start SUPPLIED PASSAGE

# To book or not to book?



## bingbongs (Jul 24, 2013)

We are off to France early August, we have our ferry booked to get us to France but nothing booked for the return journey as we have some flexibility on dates. Will we be able to book a ferry easy enough a day or two before we want to come back or would we be better fixing a date and getting it booked before we leave for France?


----------



## bigcats30 (Aug 13, 2012)

I would wait if you are flexible because you will be gutted if you are doing something and have to leave just to catch a bloody ferry

get the last possible date if you feel the need to book


----------



## peribro (Sep 6, 2009)

If you are thinking about coming back during the daytime at the end of the August bank holiday weekend or just when the schools go back at the end of August / early September then you are likely to find some of the crossings fully booked. If you are prepared to be flexible and travel during the night or after the school holidays then I wouldn't have thought you should have too many problems. If you are really concerned then why not give the ferry company a call or instead start to monitor availability on the internet. If you see some of your preferred dates starting to close out then maybe that is the time to book.


----------



## tonka (Apr 24, 2006)

I only ever book 1 way crossings and never had an issue..
Best advise I can give is,
Book online via web site, use a McDonalds if you need net access. You dont need to print anything just note down the booking reference number.

end SUPPLIED PASSAGE
start DATA EXTRACT

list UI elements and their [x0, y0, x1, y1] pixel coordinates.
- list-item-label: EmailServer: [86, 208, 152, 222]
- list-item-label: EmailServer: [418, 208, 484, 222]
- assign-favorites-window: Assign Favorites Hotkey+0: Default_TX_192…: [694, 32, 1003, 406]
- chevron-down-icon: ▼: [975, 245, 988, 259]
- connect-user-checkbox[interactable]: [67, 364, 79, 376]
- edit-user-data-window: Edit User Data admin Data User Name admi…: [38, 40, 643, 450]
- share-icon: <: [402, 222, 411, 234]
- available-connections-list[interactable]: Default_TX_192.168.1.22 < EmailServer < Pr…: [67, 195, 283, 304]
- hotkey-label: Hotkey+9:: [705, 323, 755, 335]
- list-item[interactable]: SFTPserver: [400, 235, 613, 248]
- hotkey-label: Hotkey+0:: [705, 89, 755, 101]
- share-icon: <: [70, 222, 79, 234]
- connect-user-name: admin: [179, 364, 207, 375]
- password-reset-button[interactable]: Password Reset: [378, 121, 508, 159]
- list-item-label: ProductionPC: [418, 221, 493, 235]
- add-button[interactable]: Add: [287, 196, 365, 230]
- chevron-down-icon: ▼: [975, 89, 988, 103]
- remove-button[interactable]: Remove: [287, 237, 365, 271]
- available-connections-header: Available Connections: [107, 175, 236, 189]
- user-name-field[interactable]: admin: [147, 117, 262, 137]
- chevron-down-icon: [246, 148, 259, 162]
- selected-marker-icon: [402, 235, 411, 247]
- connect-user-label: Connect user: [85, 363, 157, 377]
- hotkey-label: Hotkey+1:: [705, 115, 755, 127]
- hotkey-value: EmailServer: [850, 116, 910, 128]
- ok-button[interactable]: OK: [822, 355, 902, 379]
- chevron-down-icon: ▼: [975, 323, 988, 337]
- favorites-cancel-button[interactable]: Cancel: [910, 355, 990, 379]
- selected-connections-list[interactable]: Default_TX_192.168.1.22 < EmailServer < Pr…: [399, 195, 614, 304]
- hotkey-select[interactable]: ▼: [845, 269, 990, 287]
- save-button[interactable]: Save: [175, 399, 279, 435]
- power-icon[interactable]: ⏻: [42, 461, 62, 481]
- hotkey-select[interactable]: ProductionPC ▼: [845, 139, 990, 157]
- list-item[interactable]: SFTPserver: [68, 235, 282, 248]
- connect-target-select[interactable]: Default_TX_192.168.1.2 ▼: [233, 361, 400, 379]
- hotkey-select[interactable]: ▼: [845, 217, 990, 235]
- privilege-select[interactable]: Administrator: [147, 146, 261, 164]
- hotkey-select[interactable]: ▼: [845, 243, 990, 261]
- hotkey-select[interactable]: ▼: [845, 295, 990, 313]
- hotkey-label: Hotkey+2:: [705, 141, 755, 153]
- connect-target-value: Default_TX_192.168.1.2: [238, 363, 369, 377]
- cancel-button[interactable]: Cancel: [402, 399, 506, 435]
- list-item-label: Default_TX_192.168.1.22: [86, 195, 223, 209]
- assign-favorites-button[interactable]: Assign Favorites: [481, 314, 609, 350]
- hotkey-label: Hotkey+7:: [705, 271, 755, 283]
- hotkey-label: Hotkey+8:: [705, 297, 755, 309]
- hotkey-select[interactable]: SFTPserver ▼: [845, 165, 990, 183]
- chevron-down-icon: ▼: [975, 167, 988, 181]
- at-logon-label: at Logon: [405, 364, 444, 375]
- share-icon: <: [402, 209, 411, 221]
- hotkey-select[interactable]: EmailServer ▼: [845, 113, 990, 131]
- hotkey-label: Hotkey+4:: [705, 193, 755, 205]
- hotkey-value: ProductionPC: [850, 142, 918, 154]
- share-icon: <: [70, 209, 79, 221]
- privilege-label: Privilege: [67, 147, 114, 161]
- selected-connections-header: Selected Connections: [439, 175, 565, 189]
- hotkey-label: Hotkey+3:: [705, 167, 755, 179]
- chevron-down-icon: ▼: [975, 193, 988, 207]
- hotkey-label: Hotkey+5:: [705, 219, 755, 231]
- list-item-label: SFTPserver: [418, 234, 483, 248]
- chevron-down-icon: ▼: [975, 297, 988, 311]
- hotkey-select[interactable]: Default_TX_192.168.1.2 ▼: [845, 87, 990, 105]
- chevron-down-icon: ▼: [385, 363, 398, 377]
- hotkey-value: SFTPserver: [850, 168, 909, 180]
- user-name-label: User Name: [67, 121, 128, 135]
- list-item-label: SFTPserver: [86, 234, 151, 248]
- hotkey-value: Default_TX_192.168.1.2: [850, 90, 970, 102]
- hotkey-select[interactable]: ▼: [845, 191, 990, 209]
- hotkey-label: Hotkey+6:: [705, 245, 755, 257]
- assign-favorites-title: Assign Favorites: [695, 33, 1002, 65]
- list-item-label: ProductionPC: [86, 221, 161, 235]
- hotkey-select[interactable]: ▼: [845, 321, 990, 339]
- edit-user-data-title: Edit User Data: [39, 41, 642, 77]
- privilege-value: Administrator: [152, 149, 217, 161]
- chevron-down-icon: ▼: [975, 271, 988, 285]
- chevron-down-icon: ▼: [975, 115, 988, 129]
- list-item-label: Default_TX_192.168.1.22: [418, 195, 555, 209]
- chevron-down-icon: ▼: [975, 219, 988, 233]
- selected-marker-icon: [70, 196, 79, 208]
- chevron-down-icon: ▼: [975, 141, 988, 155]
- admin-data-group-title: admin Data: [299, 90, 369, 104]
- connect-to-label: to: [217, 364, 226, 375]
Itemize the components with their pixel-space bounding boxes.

end DATA EXTRACT
start DATA EXTRACT

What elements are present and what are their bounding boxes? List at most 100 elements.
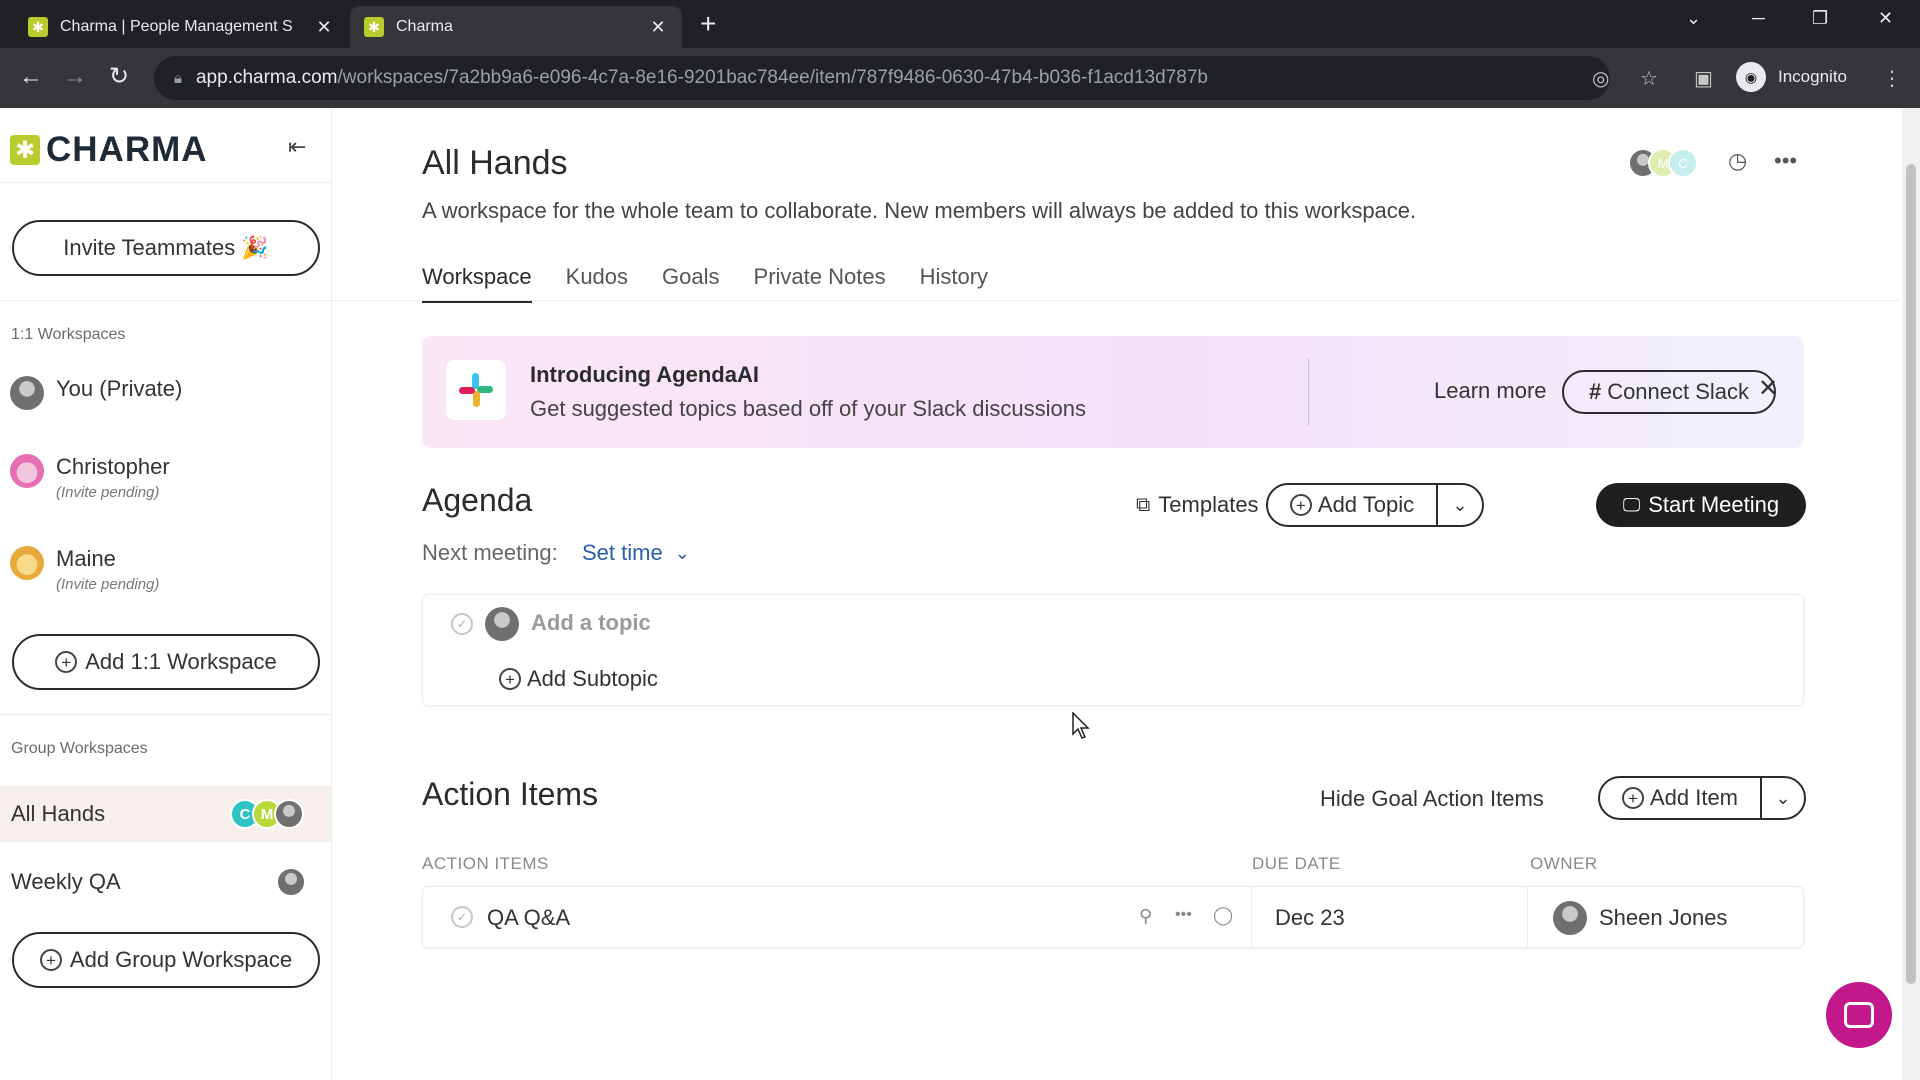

end DATA EXTRACT

**WRITTEN TASK 1**
Which usernames appear as post authors in the ferry booking thread?
**WRITTEN TASK 2**
In the ferry booking thread, retype everything from "If you are thinking" down to "(Apr 24, 2006)".
**WRITTEN TASK 3**
In the ferry booking thread, what does tonka say to note down instead of printing anything?

**FULL OUTPUT 1**
bingbongs, bigcats30, peribro, tonka

**FULL OUTPUT 2**
If you are thinking about coming back during the daytime at the end of the August bank holiday weekend or just when the schools go back at the end of August / early September then you are likely to find some of the crossings fully booked. If you are prepared to be flexible and travel during the night or after the school holidays then I wouldn't have thought you should have too many problems. If you are really concerned then why not give the ferry company a call or instead start to monitor availability on the internet. If you see some of your preferred dates starting to close out then maybe that is the time to book.


----------



## tonka (Apr 24, 2006)

**FULL OUTPUT 3**
The booking reference number.